◆ Supplied data

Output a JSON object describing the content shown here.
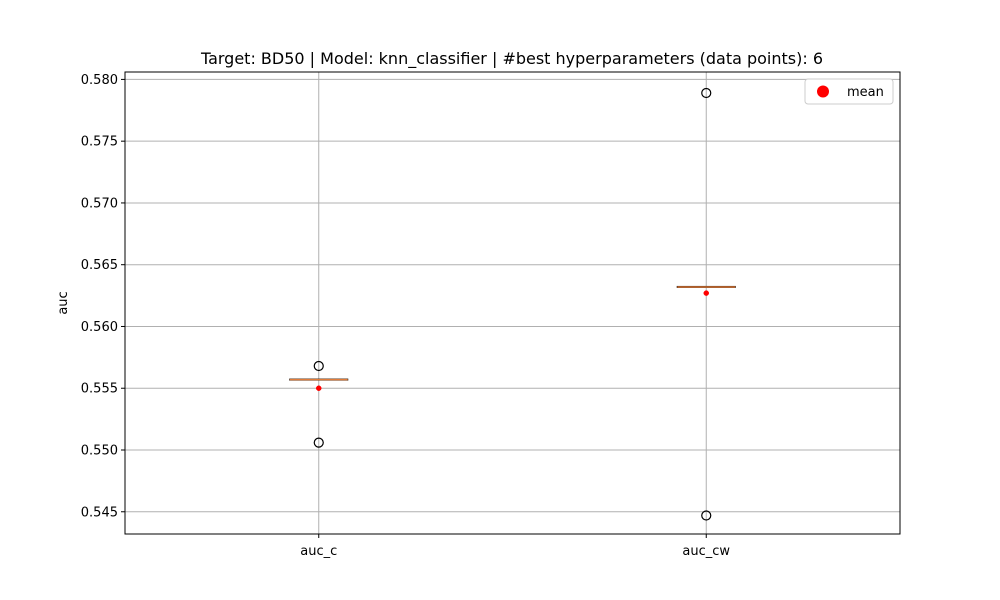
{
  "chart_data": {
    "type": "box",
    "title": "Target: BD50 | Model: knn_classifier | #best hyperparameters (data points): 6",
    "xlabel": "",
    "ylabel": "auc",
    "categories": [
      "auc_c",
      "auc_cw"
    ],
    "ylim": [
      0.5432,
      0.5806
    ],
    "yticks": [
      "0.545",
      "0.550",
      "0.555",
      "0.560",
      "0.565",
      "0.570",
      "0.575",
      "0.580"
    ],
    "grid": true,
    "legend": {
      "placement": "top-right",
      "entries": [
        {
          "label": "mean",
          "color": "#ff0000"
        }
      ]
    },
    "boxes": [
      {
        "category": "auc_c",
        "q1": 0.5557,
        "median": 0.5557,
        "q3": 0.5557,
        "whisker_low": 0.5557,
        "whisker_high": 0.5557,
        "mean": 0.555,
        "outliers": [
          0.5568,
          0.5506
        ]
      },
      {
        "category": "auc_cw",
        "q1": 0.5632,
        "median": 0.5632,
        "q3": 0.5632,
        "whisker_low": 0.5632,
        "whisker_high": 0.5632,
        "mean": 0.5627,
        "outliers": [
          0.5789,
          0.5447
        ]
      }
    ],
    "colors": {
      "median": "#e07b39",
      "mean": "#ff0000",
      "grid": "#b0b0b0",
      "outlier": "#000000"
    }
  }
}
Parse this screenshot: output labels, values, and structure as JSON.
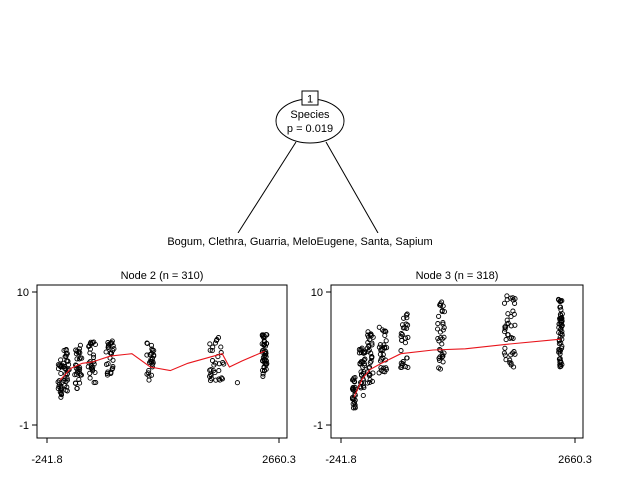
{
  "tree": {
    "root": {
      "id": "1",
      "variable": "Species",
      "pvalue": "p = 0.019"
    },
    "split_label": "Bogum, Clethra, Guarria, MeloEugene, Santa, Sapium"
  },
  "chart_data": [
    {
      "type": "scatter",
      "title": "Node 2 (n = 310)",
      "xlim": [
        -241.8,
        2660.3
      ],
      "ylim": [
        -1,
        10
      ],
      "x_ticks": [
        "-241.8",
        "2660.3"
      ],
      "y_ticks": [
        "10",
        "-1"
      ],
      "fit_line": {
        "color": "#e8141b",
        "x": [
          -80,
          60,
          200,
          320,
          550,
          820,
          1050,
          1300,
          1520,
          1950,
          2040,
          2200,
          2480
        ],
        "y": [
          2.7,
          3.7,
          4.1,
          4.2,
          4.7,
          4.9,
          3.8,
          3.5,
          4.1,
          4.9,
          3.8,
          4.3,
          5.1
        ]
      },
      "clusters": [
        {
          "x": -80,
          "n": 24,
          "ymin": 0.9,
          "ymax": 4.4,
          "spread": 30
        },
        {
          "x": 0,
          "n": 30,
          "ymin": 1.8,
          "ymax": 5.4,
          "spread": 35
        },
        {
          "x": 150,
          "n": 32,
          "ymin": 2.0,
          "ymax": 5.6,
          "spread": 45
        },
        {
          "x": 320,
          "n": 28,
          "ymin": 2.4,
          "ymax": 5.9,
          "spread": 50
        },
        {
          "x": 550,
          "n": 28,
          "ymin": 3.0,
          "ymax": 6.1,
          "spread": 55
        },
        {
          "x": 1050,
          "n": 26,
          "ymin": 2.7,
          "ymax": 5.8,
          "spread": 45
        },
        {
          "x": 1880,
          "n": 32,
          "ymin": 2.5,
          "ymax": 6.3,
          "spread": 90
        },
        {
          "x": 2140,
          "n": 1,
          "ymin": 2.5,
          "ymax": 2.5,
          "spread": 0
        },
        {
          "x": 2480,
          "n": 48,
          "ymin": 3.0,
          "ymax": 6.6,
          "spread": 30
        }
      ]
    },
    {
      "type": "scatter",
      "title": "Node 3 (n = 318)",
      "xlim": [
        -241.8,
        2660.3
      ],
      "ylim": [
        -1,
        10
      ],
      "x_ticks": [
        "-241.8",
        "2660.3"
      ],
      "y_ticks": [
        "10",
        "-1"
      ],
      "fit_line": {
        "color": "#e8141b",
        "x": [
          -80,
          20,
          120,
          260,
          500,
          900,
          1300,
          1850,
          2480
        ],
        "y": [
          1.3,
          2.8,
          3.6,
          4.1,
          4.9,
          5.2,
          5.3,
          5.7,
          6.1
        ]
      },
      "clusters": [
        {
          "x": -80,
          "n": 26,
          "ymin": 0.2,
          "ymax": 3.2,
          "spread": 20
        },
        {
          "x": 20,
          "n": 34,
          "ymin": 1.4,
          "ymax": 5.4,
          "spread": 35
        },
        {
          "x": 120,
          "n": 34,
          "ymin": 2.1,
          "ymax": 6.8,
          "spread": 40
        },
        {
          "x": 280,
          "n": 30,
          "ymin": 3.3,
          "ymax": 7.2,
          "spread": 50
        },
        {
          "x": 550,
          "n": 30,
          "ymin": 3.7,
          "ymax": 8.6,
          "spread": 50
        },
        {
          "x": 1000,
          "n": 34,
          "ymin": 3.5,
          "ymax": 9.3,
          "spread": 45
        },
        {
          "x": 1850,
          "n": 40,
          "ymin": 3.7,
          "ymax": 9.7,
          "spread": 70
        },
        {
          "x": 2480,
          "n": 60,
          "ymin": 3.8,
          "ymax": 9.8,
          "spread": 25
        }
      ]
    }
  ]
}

◆ Problem to solve
Reproduce the records, all of them, word for word; omit the pictures.

◆ Solution
Output a JSON object describing the content shown here.
{
  "chart_data": {
    "type": "box",
    "title": "Target: BD50 | Model: knn_classifier | #best hyperparameters (data points): 6",
    "xlabel": "",
    "ylabel": "auc",
    "categories": [
      "auc_c",
      "auc_cw"
    ],
    "ylim": [
      0.5432,
      0.5806
    ],
    "yticks": [
      "0.545",
      "0.550",
      "0.555",
      "0.560",
      "0.565",
      "0.570",
      "0.575",
      "0.580"
    ],
    "grid": true,
    "legend": {
      "placement": "top-right",
      "entries": [
        {
          "label": "mean",
          "color": "#ff0000"
        }
      ]
    },
    "boxes": [
      {
        "category": "auc_c",
        "q1": 0.5557,
        "median": 0.5557,
        "q3": 0.5557,
        "whisker_low": 0.5557,
        "whisker_high": 0.5557,
        "mean": 0.555,
        "outliers": [
          0.5568,
          0.5506
        ]
      },
      {
        "category": "auc_cw",
        "q1": 0.5632,
        "median": 0.5632,
        "q3": 0.5632,
        "whisker_low": 0.5632,
        "whisker_high": 0.5632,
        "mean": 0.5627,
        "outliers": [
          0.5789,
          0.5447
        ]
      }
    ],
    "colors": {
      "median": "#e07b39",
      "mean": "#ff0000",
      "grid": "#b0b0b0",
      "outlier": "#000000"
    }
  }
}
Parse this screenshot: output labels, values, and structure as JSON.
{
  "tree": {
    "root": {
      "id": "1",
      "variable": "Species",
      "pvalue": "p = 0.019"
    },
    "split_label": "Bogum, Clethra, Guarria, MeloEugene, Santa, Sapium"
  },
  "chart_data": [
    {
      "type": "scatter",
      "title": "Node 2 (n = 310)",
      "xlim": [
        -241.8,
        2660.3
      ],
      "ylim": [
        -1,
        10
      ],
      "x_ticks": [
        "-241.8",
        "2660.3"
      ],
      "y_ticks": [
        "10",
        "-1"
      ],
      "fit_line": {
        "color": "#e8141b",
        "x": [
          -80,
          60,
          200,
          320,
          550,
          820,
          1050,
          1300,
          1520,
          1950,
          2040,
          2200,
          2480
        ],
        "y": [
          2.7,
          3.7,
          4.1,
          4.2,
          4.7,
          4.9,
          3.8,
          3.5,
          4.1,
          4.9,
          3.8,
          4.3,
          5.1
        ]
      },
      "clusters": [
        {
          "x": -80,
          "n": 24,
          "ymin": 0.9,
          "ymax": 4.4,
          "spread": 30
        },
        {
          "x": 0,
          "n": 30,
          "ymin": 1.8,
          "ymax": 5.4,
          "spread": 35
        },
        {
          "x": 150,
          "n": 32,
          "ymin": 2.0,
          "ymax": 5.6,
          "spread": 45
        },
        {
          "x": 320,
          "n": 28,
          "ymin": 2.4,
          "ymax": 5.9,
          "spread": 50
        },
        {
          "x": 550,
          "n": 28,
          "ymin": 3.0,
          "ymax": 6.1,
          "spread": 55
        },
        {
          "x": 1050,
          "n": 26,
          "ymin": 2.7,
          "ymax": 5.8,
          "spread": 45
        },
        {
          "x": 1880,
          "n": 32,
          "ymin": 2.5,
          "ymax": 6.3,
          "spread": 90
        },
        {
          "x": 2140,
          "n": 1,
          "ymin": 2.5,
          "ymax": 2.5,
          "spread": 0
        },
        {
          "x": 2480,
          "n": 48,
          "ymin": 3.0,
          "ymax": 6.6,
          "spread": 30
        }
      ]
    },
    {
      "type": "scatter",
      "title": "Node 3 (n = 318)",
      "xlim": [
        -241.8,
        2660.3
      ],
      "ylim": [
        -1,
        10
      ],
      "x_ticks": [
        "-241.8",
        "2660.3"
      ],
      "y_ticks": [
        "10",
        "-1"
      ],
      "fit_line": {
        "color": "#e8141b",
        "x": [
          -80,
          20,
          120,
          260,
          500,
          900,
          1300,
          1850,
          2480
        ],
        "y": [
          1.3,
          2.8,
          3.6,
          4.1,
          4.9,
          5.2,
          5.3,
          5.7,
          6.1
        ]
      },
      "clusters": [
        {
          "x": -80,
          "n": 26,
          "ymin": 0.2,
          "ymax": 3.2,
          "spread": 20
        },
        {
          "x": 20,
          "n": 34,
          "ymin": 1.4,
          "ymax": 5.4,
          "spread": 35
        },
        {
          "x": 120,
          "n": 34,
          "ymin": 2.1,
          "ymax": 6.8,
          "spread": 40
        },
        {
          "x": 280,
          "n": 30,
          "ymin": 3.3,
          "ymax": 7.2,
          "spread": 50
        },
        {
          "x": 550,
          "n": 30,
          "ymin": 3.7,
          "ymax": 8.6,
          "spread": 50
        },
        {
          "x": 1000,
          "n": 34,
          "ymin": 3.5,
          "ymax": 9.3,
          "spread": 45
        },
        {
          "x": 1850,
          "n": 40,
          "ymin": 3.7,
          "ymax": 9.7,
          "spread": 70
        },
        {
          "x": 2480,
          "n": 60,
          "ymin": 3.8,
          "ymax": 9.8,
          "spread": 25
        }
      ]
    }
  ]
}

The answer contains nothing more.